● **What you have to do**
All lines from the entries below that contain the string "SUGARS" should be copied out.

Stored entries

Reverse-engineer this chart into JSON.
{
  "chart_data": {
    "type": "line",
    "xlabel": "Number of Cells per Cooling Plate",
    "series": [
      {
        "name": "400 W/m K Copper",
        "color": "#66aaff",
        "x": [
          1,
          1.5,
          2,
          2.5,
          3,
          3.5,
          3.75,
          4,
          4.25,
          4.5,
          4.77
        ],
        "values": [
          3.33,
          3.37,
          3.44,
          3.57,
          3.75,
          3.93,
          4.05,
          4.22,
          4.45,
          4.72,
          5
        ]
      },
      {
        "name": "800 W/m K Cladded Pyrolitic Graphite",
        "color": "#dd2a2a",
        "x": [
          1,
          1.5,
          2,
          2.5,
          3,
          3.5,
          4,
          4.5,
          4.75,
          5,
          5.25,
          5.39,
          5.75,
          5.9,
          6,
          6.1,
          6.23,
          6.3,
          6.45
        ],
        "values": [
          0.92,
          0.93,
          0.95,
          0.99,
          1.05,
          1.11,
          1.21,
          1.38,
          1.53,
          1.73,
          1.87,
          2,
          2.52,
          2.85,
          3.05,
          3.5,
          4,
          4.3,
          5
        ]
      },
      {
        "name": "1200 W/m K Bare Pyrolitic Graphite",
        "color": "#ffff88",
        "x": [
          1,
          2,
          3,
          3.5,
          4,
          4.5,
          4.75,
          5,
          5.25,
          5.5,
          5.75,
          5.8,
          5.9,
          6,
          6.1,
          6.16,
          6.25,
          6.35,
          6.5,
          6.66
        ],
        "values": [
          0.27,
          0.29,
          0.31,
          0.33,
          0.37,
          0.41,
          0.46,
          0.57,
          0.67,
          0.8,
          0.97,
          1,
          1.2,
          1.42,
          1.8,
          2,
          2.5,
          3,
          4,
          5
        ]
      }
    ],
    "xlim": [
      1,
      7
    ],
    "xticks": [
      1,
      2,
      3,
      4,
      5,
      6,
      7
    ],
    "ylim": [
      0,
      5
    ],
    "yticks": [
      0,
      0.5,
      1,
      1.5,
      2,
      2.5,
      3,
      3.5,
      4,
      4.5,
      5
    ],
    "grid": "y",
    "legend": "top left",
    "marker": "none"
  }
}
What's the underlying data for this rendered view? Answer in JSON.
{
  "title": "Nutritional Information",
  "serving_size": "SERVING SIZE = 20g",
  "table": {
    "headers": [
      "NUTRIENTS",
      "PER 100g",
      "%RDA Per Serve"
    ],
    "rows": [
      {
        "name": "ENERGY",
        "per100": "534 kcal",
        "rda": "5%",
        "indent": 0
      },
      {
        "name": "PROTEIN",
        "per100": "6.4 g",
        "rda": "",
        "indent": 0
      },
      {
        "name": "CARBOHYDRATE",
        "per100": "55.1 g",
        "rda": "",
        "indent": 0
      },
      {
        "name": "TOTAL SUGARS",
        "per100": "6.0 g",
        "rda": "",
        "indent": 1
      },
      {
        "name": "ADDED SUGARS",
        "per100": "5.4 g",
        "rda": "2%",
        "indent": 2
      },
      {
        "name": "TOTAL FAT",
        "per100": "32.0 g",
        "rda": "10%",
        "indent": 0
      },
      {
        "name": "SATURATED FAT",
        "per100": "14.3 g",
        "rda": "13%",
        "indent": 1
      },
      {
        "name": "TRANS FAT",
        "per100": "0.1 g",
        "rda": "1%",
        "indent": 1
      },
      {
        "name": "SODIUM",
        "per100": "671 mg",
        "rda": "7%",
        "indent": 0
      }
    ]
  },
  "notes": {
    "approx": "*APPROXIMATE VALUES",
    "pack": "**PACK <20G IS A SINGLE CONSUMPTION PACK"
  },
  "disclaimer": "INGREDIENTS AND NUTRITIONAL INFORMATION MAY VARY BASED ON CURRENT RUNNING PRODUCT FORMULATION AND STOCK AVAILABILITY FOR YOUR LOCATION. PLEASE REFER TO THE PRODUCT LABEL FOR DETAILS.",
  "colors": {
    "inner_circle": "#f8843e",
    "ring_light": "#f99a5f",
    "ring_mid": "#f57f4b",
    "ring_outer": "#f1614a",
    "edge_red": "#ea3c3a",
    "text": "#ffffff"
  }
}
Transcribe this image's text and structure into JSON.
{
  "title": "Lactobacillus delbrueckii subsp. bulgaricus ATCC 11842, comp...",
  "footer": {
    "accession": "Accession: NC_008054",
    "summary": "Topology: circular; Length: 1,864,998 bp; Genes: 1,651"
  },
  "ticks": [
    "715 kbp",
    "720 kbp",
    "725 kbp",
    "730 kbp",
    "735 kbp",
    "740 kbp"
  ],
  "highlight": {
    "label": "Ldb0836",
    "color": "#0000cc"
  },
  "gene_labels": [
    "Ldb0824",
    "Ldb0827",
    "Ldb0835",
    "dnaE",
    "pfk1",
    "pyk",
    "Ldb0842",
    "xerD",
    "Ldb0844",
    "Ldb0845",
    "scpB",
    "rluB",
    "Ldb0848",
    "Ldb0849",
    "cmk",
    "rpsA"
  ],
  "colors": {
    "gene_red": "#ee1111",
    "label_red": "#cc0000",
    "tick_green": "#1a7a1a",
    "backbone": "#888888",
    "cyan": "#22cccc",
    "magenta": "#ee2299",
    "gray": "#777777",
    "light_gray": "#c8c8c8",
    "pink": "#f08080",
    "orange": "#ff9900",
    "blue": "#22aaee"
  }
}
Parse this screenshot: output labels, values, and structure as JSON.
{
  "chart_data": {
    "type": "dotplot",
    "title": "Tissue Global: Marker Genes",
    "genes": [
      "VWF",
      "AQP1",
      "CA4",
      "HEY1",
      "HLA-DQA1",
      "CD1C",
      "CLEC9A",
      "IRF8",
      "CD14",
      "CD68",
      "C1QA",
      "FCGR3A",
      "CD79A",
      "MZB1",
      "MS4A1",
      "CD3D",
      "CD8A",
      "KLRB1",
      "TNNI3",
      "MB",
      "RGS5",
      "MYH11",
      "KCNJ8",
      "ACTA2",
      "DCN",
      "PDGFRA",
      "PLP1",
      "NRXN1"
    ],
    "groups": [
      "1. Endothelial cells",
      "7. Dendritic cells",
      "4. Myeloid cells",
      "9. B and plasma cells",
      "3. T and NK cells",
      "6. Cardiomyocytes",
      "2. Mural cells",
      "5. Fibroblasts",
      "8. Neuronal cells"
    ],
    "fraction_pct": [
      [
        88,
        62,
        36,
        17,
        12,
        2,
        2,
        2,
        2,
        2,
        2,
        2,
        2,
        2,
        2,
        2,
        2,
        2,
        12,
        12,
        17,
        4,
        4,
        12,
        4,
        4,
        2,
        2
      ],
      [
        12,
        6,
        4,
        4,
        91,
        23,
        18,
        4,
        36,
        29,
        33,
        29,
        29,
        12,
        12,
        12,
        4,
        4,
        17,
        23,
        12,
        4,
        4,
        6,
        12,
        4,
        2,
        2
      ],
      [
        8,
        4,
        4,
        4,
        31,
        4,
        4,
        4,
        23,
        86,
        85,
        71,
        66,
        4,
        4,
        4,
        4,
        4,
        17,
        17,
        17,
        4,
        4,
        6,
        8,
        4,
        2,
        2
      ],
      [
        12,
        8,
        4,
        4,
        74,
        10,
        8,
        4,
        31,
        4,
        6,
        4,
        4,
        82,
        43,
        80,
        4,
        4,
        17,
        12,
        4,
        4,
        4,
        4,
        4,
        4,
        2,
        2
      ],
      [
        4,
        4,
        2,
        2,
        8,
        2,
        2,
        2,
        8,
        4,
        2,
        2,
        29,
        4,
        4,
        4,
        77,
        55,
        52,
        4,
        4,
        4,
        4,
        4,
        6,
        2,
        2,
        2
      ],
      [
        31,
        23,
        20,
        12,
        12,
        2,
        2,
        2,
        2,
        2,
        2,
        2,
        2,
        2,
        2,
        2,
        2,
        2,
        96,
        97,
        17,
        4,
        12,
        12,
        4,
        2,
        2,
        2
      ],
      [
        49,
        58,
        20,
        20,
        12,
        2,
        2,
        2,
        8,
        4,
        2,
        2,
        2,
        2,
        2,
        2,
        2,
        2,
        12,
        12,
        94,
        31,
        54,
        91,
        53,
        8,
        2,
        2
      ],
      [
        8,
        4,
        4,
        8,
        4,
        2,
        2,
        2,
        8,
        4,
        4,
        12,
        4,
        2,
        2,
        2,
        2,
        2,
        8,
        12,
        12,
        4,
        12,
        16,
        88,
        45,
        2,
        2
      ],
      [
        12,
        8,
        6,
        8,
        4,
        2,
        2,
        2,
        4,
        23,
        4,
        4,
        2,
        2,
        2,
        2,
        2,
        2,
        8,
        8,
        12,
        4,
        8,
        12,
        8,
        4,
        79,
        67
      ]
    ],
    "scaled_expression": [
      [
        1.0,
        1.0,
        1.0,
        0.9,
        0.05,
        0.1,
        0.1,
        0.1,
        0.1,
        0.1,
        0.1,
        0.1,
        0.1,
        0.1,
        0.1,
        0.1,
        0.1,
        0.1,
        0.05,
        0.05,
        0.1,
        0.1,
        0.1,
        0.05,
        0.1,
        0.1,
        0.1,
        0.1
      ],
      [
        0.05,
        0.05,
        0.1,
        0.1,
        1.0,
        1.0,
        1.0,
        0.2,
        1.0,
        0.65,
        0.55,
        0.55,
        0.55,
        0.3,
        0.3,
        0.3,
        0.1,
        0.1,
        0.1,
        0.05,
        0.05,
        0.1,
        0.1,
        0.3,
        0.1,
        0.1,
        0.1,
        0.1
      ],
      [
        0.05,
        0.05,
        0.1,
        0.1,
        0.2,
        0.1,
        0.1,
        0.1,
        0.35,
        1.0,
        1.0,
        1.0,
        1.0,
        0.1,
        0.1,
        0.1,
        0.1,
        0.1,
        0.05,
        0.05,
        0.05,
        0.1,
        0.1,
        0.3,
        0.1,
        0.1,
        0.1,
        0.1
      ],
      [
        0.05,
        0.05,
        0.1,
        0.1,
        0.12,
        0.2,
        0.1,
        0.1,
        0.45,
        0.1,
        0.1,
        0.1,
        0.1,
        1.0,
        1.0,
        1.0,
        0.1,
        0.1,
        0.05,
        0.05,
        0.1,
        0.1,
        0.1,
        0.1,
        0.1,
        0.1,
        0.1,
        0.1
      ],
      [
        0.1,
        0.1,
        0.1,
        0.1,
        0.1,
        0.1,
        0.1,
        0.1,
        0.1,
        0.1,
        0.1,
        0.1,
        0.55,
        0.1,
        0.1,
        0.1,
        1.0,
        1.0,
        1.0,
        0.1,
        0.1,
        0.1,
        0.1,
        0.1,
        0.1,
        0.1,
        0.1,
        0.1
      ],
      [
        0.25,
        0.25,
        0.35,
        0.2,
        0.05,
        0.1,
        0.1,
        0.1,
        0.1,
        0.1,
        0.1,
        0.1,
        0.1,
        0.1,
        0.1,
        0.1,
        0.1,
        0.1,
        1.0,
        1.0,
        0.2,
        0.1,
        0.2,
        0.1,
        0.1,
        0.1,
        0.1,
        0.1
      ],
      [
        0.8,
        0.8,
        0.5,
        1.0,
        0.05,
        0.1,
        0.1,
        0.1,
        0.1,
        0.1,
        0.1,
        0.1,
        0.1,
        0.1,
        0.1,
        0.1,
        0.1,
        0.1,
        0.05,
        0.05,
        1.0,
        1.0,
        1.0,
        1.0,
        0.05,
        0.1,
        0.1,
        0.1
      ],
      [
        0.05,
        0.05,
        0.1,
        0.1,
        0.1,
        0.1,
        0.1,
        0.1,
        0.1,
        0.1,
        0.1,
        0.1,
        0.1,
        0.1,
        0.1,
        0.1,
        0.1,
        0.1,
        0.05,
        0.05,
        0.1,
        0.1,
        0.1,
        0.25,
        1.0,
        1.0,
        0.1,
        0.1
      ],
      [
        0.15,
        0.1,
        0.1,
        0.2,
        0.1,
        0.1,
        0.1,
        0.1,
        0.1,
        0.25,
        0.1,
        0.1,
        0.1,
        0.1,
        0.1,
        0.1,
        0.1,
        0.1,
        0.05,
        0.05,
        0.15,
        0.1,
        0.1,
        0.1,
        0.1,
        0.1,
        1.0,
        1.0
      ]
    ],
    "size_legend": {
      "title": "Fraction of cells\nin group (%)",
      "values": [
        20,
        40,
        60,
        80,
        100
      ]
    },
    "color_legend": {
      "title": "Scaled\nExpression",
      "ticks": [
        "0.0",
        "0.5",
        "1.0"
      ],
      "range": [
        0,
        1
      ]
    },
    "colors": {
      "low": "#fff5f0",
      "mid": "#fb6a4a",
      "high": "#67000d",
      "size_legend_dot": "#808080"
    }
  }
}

● **Solution to the exercise**
        "name": "TOTAL SUGARS",
        "name": "ADDED SUGARS",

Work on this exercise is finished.